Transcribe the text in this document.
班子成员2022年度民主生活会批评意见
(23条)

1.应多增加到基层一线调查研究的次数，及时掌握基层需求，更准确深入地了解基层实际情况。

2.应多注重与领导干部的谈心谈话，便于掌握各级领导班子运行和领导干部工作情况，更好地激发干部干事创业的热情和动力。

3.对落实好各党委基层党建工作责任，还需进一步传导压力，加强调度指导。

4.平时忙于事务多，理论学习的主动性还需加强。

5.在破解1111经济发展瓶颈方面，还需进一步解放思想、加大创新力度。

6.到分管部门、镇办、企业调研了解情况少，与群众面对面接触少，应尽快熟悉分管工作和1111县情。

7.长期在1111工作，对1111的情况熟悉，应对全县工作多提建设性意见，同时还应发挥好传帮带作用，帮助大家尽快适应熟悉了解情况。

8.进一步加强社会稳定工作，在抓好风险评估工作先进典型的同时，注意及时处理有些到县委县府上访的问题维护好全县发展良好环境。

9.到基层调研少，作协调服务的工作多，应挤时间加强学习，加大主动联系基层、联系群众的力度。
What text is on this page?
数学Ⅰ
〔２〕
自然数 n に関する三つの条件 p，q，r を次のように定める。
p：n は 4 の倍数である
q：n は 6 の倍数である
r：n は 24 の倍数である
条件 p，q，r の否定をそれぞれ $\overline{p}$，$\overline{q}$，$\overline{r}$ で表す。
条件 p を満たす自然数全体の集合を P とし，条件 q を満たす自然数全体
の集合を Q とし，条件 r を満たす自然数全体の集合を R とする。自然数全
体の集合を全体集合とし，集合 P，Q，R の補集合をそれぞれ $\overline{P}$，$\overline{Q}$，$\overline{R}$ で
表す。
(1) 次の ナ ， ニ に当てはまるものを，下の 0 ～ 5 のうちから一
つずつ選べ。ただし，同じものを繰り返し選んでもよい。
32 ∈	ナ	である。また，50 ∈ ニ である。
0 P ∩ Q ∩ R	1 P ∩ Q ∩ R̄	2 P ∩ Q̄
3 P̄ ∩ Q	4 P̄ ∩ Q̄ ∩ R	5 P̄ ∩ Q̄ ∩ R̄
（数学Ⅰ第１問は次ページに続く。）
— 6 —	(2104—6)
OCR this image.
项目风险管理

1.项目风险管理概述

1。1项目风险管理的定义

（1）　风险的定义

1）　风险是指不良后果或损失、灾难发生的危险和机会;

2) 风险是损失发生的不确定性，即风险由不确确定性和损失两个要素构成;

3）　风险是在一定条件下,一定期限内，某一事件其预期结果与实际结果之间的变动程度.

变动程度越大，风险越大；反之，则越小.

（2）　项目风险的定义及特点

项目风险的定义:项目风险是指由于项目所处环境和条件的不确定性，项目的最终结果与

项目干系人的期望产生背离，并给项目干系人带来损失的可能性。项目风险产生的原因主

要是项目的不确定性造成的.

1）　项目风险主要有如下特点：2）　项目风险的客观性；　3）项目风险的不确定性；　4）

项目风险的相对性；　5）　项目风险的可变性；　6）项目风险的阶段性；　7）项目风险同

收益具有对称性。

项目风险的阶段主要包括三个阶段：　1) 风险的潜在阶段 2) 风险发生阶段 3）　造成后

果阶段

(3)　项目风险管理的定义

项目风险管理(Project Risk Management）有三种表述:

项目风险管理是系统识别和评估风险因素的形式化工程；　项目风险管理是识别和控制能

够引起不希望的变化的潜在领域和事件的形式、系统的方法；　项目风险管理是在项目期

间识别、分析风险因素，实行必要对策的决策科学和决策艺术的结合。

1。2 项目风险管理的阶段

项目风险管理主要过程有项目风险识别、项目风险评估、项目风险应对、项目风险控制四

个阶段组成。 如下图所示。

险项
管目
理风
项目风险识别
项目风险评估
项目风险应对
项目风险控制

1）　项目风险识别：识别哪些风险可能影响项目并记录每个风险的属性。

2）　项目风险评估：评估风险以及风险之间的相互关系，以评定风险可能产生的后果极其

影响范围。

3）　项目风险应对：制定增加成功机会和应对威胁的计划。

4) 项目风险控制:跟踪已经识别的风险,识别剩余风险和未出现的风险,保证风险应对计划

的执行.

::::

* **Exercise description**
Reproduce the entries above in full, verbatim.

* **Solution to this task**
Transcribe the text in this document.
班子成员2022年度民主生活会批评意见
(23条)

1.应多增加到基层一线调查研究的次数，及时掌握基层需求，更准确深入地了解基层实际情况。

2.应多注重与领导干部的谈心谈话，便于掌握各级领导班子运行和领导干部工作情况，更好地激发干部干事创业的热情和动力。

3.对落实好各党委基层党建工作责任，还需进一步传导压力，加强调度指导。

4.平时忙于事务多，理论学习的主动性还需加强。

5.在破解1111经济发展瓶颈方面，还需进一步解放思想、加大创新力度。

6.到分管部门、镇办、企业调研了解情况少，与群众面对面接触少，应尽快熟悉分管工作和1111县情。

7.长期在1111工作，对1111的情况熟悉，应对全县工作多提建设性意见，同时还应发挥好传帮带作用，帮助大家尽快适应熟悉了解情况。

8.进一步加强社会稳定工作，在抓好风险评估工作先进典型的同时，注意及时处理有些到县委县府上访的问题维护好全县发展良好环境。

9.到基层调研少，作协调服务的工作多，应挤时间加强学习，加大主动联系基层、联系群众的力度。
What text is on this page?
数学Ⅰ
〔２〕
自然数 n に関する三つの条件 p，q，r を次のように定める。
p：n は 4 の倍数である
q：n は 6 の倍数である
r：n は 24 の倍数である
条件 p，q，r の否定をそれぞれ $\overline{p}$，$\overline{q}$，$\overline{r}$ で表す。
条件 p を満たす自然数全体の集合を P とし，条件 q を満たす自然数全体
の集合を Q とし，条件 r を満たす自然数全体の集合を R とする。自然数全
体の集合を全体集合とし，集合 P，Q，R の補集合をそれぞれ $\overline{P}$，$\overline{Q}$，$\overline{R}$ で
表す。
(1) 次の ナ ， ニ に当てはまるものを，下の 0 ～ 5 のうちから一
つずつ選べ。ただし，同じものを繰り返し選んでもよい。
32 ∈	ナ	である。また，50 ∈ ニ である。
0 P ∩ Q ∩ R	1 P ∩ Q ∩ R̄	2 P ∩ Q̄
3 P̄ ∩ Q	4 P̄ ∩ Q̄ ∩ R	5 P̄ ∩ Q̄ ∩ R̄
（数学Ⅰ第１問は次ページに続く。）
— 6 —	(2104—6)
OCR this image.
项目风险管理

1.项目风险管理概述

1。1项目风险管理的定义

（1）　风险的定义

1）　风险是指不良后果或损失、灾难发生的危险和机会;

2) 风险是损失发生的不确定性，即风险由不确确定性和损失两个要素构成;

3）　风险是在一定条件下,一定期限内，某一事件其预期结果与实际结果之间的变动程度.

变动程度越大，风险越大；反之，则越小.

（2）　项目风险的定义及特点

项目风险的定义:项目风险是指由于项目所处环境和条件的不确定性，项目的最终结果与

项目干系人的期望产生背离，并给项目干系人带来损失的可能性。项目风险产生的原因主

要是项目的不确定性造成的.

1）　项目风险主要有如下特点：2）　项目风险的客观性；　3）项目风险的不确定性；　4）

项目风险的相对性；　5）　项目风险的可变性；　6）项目风险的阶段性；　7）项目风险同

收益具有对称性。

项目风险的阶段主要包括三个阶段：　1) 风险的潜在阶段 2) 风险发生阶段 3）　造成后

果阶段

(3)　项目风险管理的定义

项目风险管理(Project Risk Management）有三种表述:

项目风险管理是系统识别和评估风险因素的形式化工程；　项目风险管理是识别和控制能

够引起不希望的变化的潜在领域和事件的形式、系统的方法；　项目风险管理是在项目期

间识别、分析风险因素，实行必要对策的决策科学和决策艺术的结合。

1。2 项目风险管理的阶段

项目风险管理主要过程有项目风险识别、项目风险评估、项目风险应对、项目风险控制四

个阶段组成。 如下图所示。

险项
管目
理风
项目风险识别
项目风险评估
项目风险应对
项目风险控制

1）　项目风险识别：识别哪些风险可能影响项目并记录每个风险的属性。

2）　项目风险评估：评估风险以及风险之间的相互关系，以评定风险可能产生的后果极其

影响范围。

3）　项目风险应对：制定增加成功机会和应对威胁的计划。

4) 项目风险控制:跟踪已经识别的风险,识别剩余风险和未出现的风险,保证风险应对计划

的执行.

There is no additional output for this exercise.